Work required :: Lines containing the word "работ" should be extracted in full.

━━━━━━━━━━━━━━━━━━━━━━━━━━━━━━

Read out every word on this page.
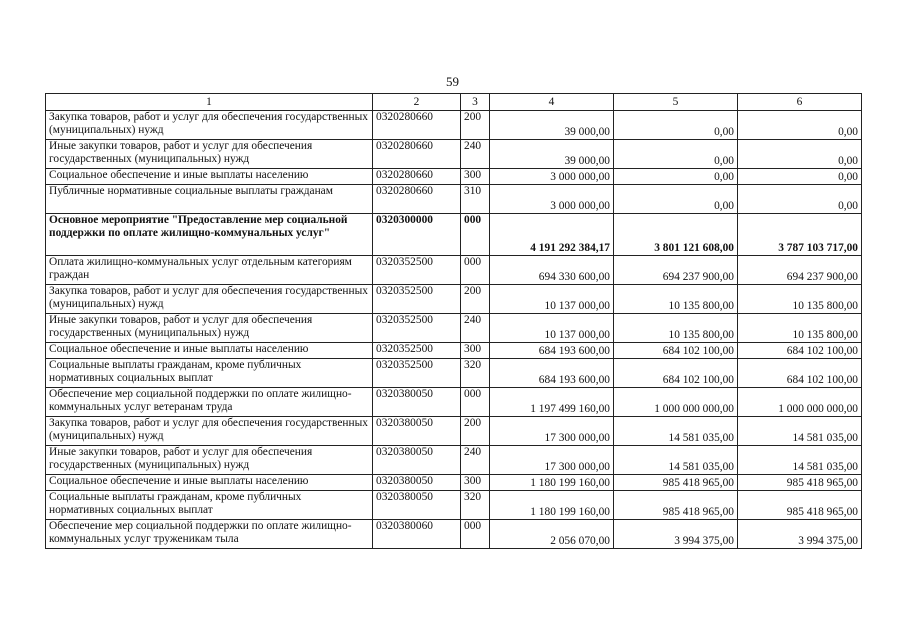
59
1	2	3	4	5	6
Закупка товаров, работ и услуг для обеспечения государственных (муниципальных) нужд	0320280660	200	39 000,00	0,00	0,00
Иные закупки товаров, работ и услуг для обеспечения государственных (муниципальных) нужд	0320280660	240	39 000,00	0,00	0,00
Социальное обеспечение и иные выплаты населению	0320280660	300	3 000 000,00	0,00	0,00
Публичные нормативные социальные выплаты гражданам	0320280660	310	3 000 000,00	0,00	0,00
Основное мероприятие "Предоставление мер социальной поддержки по оплате жилищно-коммунальных услуг"	0320300000	000	4 191 292 384,17	3 801 121 608,00	3 787 103 717,00
Оплата жилищно-коммунальных услуг отдельным категориям граждан	0320352500	000	694 330 600,00	694 237 900,00	694 237 900,00
Закупка товаров, работ и услуг для обеспечения государственных (муниципальных) нужд	0320352500	200	10 137 000,00	10 135 800,00	10 135 800,00
Иные закупки товаров, работ и услуг для обеспечения государственных (муниципальных) нужд	0320352500	240	10 137 000,00	10 135 800,00	10 135 800,00
Социальное обеспечение и иные выплаты населению	0320352500	300	684 193 600,00	684 102 100,00	684 102 100,00
Социальные выплаты гражданам, кроме публичных нормативных социальных выплат	0320352500	320	684 193 600,00	684 102 100,00	684 102 100,00
Обеспечение мер социальной поддержки по оплате жилищно-коммунальных услуг ветеранам труда	0320380050	000	1 197 499 160,00	1 000 000 000,00	1 000 000 000,00
Закупка товаров, работ и услуг для обеспечения государственных (муниципальных) нужд	0320380050	200	17 300 000,00	14 581 035,00	14 581 035,00
Иные закупки товаров, работ и услуг для обеспечения государственных (муниципальных) нужд	0320380050	240	17 300 000,00	14 581 035,00	14 581 035,00
Социальное обеспечение и иные выплаты населению	0320380050	300	1 180 199 160,00	985 418 965,00	985 418 965,00
Социальные выплаты гражданам, кроме публичных нормативных социальных выплат	0320380050	320	1 180 199 160,00	985 418 965,00	985 418 965,00
Обеспечение мер социальной поддержки по оплате жилищно-коммунальных услуг труженикам тыла	0320380060	000	2 056 070,00	3 994 375,00	3 994 375,00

━━━━━━━━━━━━━━━━━━━━━━━━━━━━━━

Finished exercise ::
Закупка товаров, работ и услуг для обеспечения государственных (муниципальных) нужд	0320280660	200	39 000,00	0,00	0,00
Иные закупки товаров, работ и услуг для обеспечения государственных (муниципальных) нужд	0320280660	240	39 000,00	0,00	0,00
Закупка товаров, работ и услуг для обеспечения государственных (муниципальных) нужд	0320352500	200	10 137 000,00	10 135 800,00	10 135 800,00
Иные закупки товаров, работ и услуг для обеспечения государственных (муниципальных) нужд	0320352500	240	10 137 000,00	10 135 800,00	10 135 800,00
Закупка товаров, работ и услуг для обеспечения государственных (муниципальных) нужд	0320380050	200	17 300 000,00	14 581 035,00	14 581 035,00
Иные закупки товаров, работ и услуг для обеспечения государственных (муниципальных) нужд	0320380050	240	17 300 000,00	14 581 035,00	14 581 035,00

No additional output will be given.